OBJECTIVE » Gather up every line that includes the string "English".

SUPPLIED MATERIAL »
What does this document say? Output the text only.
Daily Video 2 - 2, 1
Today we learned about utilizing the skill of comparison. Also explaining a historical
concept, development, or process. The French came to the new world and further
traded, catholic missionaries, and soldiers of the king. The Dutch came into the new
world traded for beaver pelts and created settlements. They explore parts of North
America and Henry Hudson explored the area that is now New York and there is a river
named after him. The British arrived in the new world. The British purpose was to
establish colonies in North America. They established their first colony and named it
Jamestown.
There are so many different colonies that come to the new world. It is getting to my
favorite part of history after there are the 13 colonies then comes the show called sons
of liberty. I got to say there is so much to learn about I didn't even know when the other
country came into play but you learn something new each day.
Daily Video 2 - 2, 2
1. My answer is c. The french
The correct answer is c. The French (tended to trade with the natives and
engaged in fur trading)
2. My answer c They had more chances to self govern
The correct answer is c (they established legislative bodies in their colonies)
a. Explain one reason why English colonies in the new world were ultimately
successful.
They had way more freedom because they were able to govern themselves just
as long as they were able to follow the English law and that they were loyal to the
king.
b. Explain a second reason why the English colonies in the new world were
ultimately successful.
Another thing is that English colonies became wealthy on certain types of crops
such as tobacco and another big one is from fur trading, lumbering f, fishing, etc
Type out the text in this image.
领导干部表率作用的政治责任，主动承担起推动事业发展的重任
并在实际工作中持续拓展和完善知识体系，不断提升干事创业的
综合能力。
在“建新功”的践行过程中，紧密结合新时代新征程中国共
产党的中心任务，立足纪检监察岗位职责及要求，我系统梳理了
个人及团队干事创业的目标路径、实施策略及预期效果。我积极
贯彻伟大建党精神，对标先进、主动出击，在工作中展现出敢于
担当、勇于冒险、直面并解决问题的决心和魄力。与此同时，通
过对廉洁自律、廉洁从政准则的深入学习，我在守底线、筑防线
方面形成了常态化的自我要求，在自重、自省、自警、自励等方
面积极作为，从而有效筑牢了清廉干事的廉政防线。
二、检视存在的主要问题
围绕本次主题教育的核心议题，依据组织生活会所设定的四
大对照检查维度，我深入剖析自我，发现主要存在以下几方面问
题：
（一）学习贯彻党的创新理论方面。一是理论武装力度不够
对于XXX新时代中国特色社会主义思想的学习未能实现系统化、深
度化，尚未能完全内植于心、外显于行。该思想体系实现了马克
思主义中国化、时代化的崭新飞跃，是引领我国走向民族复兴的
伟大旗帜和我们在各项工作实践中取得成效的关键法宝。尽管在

SOLVED PROBLEM »
a. Explain one reason why English colonies in the new world were ultimately
as long as they were able to follow the English law and that they were loyal to the
b. Explain a second reason why the English colonies in the new world were
Another thing is that English colonies became wealthy on certain types of crops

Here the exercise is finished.